> _Directive_: Return the records word for word. Any pictures in them are not part of the copy.
Start of Source records
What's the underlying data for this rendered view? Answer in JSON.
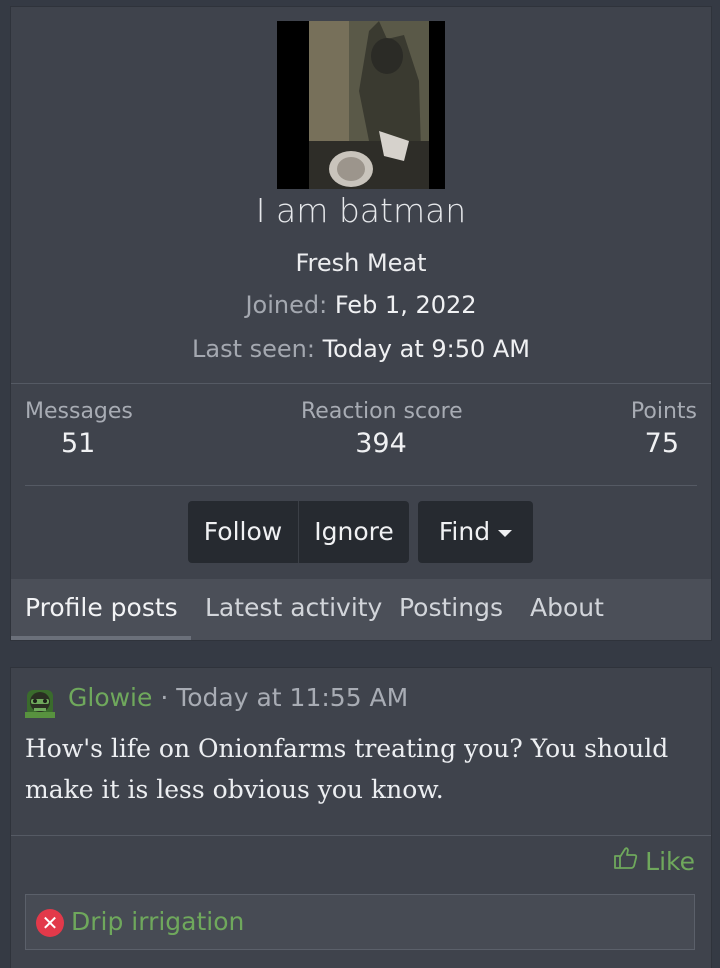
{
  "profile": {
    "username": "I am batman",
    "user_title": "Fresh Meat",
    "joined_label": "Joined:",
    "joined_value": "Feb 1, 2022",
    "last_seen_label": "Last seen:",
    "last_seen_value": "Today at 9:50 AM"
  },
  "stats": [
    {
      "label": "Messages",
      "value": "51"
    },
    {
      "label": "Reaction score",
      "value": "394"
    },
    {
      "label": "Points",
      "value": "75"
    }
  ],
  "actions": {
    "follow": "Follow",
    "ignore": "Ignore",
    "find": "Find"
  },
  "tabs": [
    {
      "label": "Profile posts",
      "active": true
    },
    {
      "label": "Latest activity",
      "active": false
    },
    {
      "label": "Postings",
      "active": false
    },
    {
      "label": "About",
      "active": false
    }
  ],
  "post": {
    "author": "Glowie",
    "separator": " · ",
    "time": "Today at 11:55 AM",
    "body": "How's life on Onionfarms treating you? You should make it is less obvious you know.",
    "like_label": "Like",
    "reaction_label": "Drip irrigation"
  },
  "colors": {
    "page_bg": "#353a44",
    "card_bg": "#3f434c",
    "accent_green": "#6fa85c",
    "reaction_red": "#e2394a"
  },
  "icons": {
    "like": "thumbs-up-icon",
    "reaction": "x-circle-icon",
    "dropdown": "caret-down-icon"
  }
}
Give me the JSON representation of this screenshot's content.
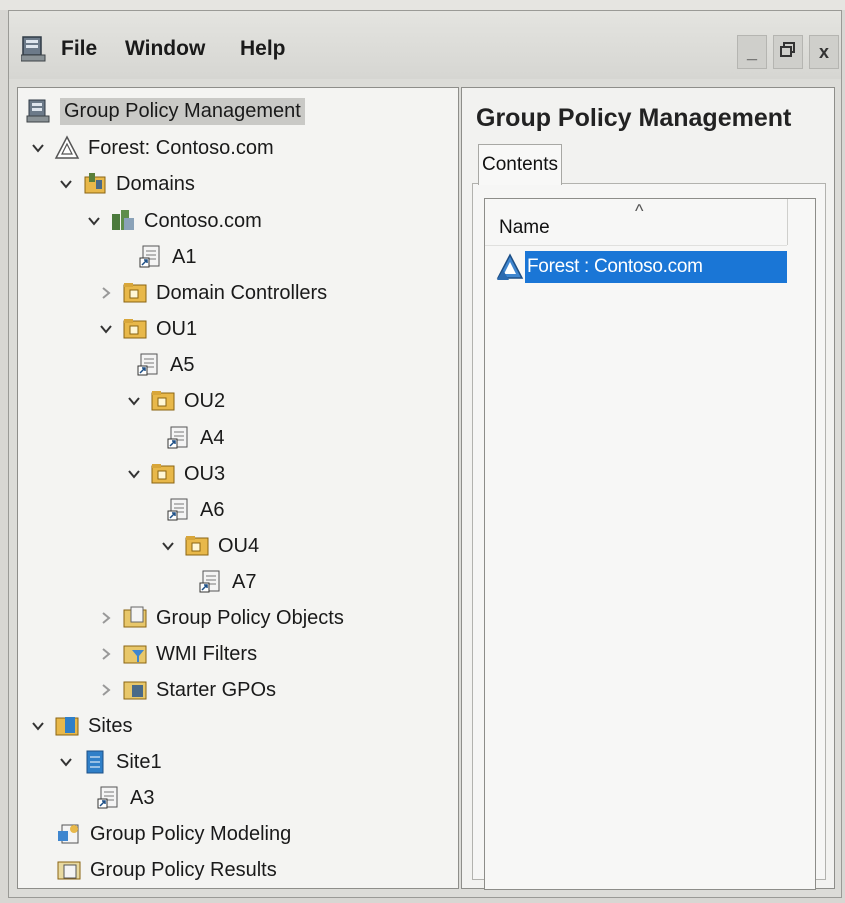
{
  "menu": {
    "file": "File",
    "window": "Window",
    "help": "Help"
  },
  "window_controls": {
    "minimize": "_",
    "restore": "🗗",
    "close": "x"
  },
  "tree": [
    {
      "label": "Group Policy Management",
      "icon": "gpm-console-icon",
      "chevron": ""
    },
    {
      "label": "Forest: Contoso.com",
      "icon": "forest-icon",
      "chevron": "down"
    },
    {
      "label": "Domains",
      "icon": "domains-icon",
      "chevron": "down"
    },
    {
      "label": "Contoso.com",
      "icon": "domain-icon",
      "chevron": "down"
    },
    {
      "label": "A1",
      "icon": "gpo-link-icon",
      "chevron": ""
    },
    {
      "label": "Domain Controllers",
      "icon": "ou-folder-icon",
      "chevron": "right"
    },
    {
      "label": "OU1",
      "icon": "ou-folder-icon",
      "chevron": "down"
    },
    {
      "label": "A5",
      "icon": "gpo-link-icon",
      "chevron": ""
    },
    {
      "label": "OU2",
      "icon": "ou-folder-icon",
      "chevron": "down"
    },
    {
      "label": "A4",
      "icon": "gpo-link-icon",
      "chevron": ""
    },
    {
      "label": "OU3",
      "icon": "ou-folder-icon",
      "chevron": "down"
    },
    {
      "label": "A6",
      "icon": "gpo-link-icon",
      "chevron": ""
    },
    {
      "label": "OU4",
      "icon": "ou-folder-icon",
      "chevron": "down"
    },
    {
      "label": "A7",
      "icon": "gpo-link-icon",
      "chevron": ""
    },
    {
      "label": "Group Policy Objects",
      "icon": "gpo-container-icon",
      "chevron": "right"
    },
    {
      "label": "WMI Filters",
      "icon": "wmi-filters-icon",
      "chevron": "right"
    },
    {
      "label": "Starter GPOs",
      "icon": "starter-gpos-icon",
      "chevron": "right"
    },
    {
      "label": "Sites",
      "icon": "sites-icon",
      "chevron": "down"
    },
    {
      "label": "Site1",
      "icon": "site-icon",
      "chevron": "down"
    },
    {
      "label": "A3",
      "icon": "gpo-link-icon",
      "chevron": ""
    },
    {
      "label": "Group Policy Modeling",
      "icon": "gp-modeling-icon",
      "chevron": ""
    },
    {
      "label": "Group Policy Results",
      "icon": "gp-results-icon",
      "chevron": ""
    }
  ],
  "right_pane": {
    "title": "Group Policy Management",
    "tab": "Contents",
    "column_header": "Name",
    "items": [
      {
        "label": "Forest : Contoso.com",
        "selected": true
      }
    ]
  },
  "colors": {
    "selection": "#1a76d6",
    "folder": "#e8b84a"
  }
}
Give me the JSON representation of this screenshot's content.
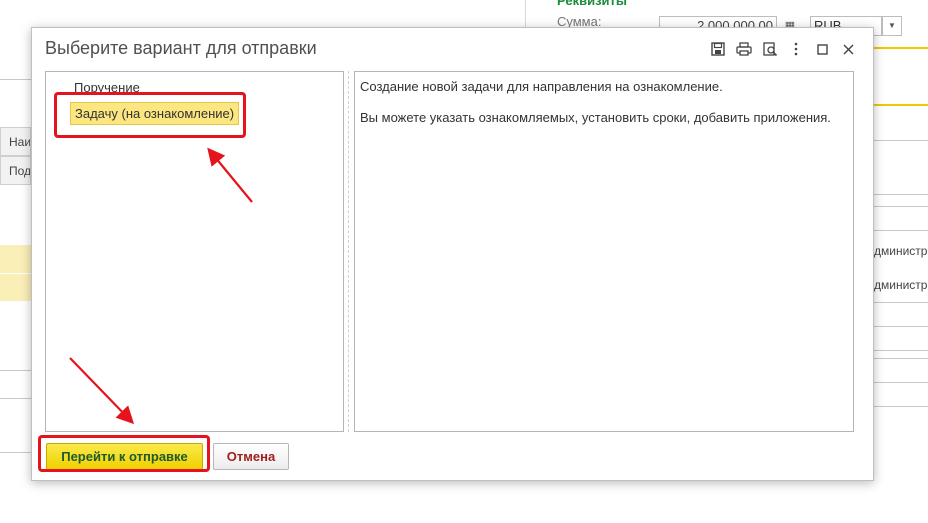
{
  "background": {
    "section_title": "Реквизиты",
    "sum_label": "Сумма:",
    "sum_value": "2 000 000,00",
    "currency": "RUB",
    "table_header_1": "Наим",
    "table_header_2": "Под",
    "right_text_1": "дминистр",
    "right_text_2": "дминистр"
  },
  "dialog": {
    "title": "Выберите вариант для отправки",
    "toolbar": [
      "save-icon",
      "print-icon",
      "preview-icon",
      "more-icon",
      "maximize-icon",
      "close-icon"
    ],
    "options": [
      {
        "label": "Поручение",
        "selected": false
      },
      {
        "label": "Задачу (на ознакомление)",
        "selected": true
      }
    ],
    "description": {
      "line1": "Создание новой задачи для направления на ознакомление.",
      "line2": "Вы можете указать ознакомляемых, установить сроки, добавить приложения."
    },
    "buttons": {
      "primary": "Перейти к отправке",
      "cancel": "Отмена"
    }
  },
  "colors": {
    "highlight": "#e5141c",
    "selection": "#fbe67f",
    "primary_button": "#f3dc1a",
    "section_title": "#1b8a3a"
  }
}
End of Source records
> _Exercise response_:
What's the underlying data for this rendered view? Answer in JSON.
{
  "profile": {
    "username": "I am batman",
    "user_title": "Fresh Meat",
    "joined_label": "Joined:",
    "joined_value": "Feb 1, 2022",
    "last_seen_label": "Last seen:",
    "last_seen_value": "Today at 9:50 AM"
  },
  "stats": [
    {
      "label": "Messages",
      "value": "51"
    },
    {
      "label": "Reaction score",
      "value": "394"
    },
    {
      "label": "Points",
      "value": "75"
    }
  ],
  "actions": {
    "follow": "Follow",
    "ignore": "Ignore",
    "find": "Find"
  },
  "tabs": [
    {
      "label": "Profile posts",
      "active": true
    },
    {
      "label": "Latest activity",
      "active": false
    },
    {
      "label": "Postings",
      "active": false
    },
    {
      "label": "About",
      "active": false
    }
  ],
  "post": {
    "author": "Glowie",
    "separator": " · ",
    "time": "Today at 11:55 AM",
    "body": "How's life on Onionfarms treating you? You should make it is less obvious you know.",
    "like_label": "Like",
    "reaction_label": "Drip irrigation"
  },
  "colors": {
    "page_bg": "#353a44",
    "card_bg": "#3f434c",
    "accent_green": "#6fa85c",
    "reaction_red": "#e2394a"
  },
  "icons": {
    "like": "thumbs-up-icon",
    "reaction": "x-circle-icon",
    "dropdown": "caret-down-icon"
  }
}
Give me the JSON representation of this screenshot's content.
{
  "menu": {
    "file": "File",
    "window": "Window",
    "help": "Help"
  },
  "window_controls": {
    "minimize": "_",
    "restore": "🗗",
    "close": "x"
  },
  "tree": [
    {
      "label": "Group Policy Management",
      "icon": "gpm-console-icon",
      "chevron": ""
    },
    {
      "label": "Forest: Contoso.com",
      "icon": "forest-icon",
      "chevron": "down"
    },
    {
      "label": "Domains",
      "icon": "domains-icon",
      "chevron": "down"
    },
    {
      "label": "Contoso.com",
      "icon": "domain-icon",
      "chevron": "down"
    },
    {
      "label": "A1",
      "icon": "gpo-link-icon",
      "chevron": ""
    },
    {
      "label": "Domain Controllers",
      "icon": "ou-folder-icon",
      "chevron": "right"
    },
    {
      "label": "OU1",
      "icon": "ou-folder-icon",
      "chevron": "down"
    },
    {
      "label": "A5",
      "icon": "gpo-link-icon",
      "chevron": ""
    },
    {
      "label": "OU2",
      "icon": "ou-folder-icon",
      "chevron": "down"
    },
    {
      "label": "A4",
      "icon": "gpo-link-icon",
      "chevron": ""
    },
    {
      "label": "OU3",
      "icon": "ou-folder-icon",
      "chevron": "down"
    },
    {
      "label": "A6",
      "icon": "gpo-link-icon",
      "chevron": ""
    },
    {
      "label": "OU4",
      "icon": "ou-folder-icon",
      "chevron": "down"
    },
    {
      "label": "A7",
      "icon": "gpo-link-icon",
      "chevron": ""
    },
    {
      "label": "Group Policy Objects",
      "icon": "gpo-container-icon",
      "chevron": "right"
    },
    {
      "label": "WMI Filters",
      "icon": "wmi-filters-icon",
      "chevron": "right"
    },
    {
      "label": "Starter GPOs",
      "icon": "starter-gpos-icon",
      "chevron": "right"
    },
    {
      "label": "Sites",
      "icon": "sites-icon",
      "chevron": "down"
    },
    {
      "label": "Site1",
      "icon": "site-icon",
      "chevron": "down"
    },
    {
      "label": "A3",
      "icon": "gpo-link-icon",
      "chevron": ""
    },
    {
      "label": "Group Policy Modeling",
      "icon": "gp-modeling-icon",
      "chevron": ""
    },
    {
      "label": "Group Policy Results",
      "icon": "gp-results-icon",
      "chevron": ""
    }
  ],
  "right_pane": {
    "title": "Group Policy Management",
    "tab": "Contents",
    "column_header": "Name",
    "items": [
      {
        "label": "Forest : Contoso.com",
        "selected": true
      }
    ]
  },
  "colors": {
    "selection": "#1a76d6",
    "folder": "#e8b84a"
  }
}
Give me the JSON representation of this screenshot's content.
{
  "background": {
    "section_title": "Реквизиты",
    "sum_label": "Сумма:",
    "sum_value": "2 000 000,00",
    "currency": "RUB",
    "table_header_1": "Наим",
    "table_header_2": "Под",
    "right_text_1": "дминистр",
    "right_text_2": "дминистр"
  },
  "dialog": {
    "title": "Выберите вариант для отправки",
    "toolbar": [
      "save-icon",
      "print-icon",
      "preview-icon",
      "more-icon",
      "maximize-icon",
      "close-icon"
    ],
    "options": [
      {
        "label": "Поручение",
        "selected": false
      },
      {
        "label": "Задачу (на ознакомление)",
        "selected": true
      }
    ],
    "description": {
      "line1": "Создание новой задачи для направления на ознакомление.",
      "line2": "Вы можете указать ознакомляемых, установить сроки, добавить приложения."
    },
    "buttons": {
      "primary": "Перейти к отправке",
      "cancel": "Отмена"
    }
  },
  "colors": {
    "highlight": "#e5141c",
    "selection": "#fbe67f",
    "primary_button": "#f3dc1a",
    "section_title": "#1b8a3a"
  }
}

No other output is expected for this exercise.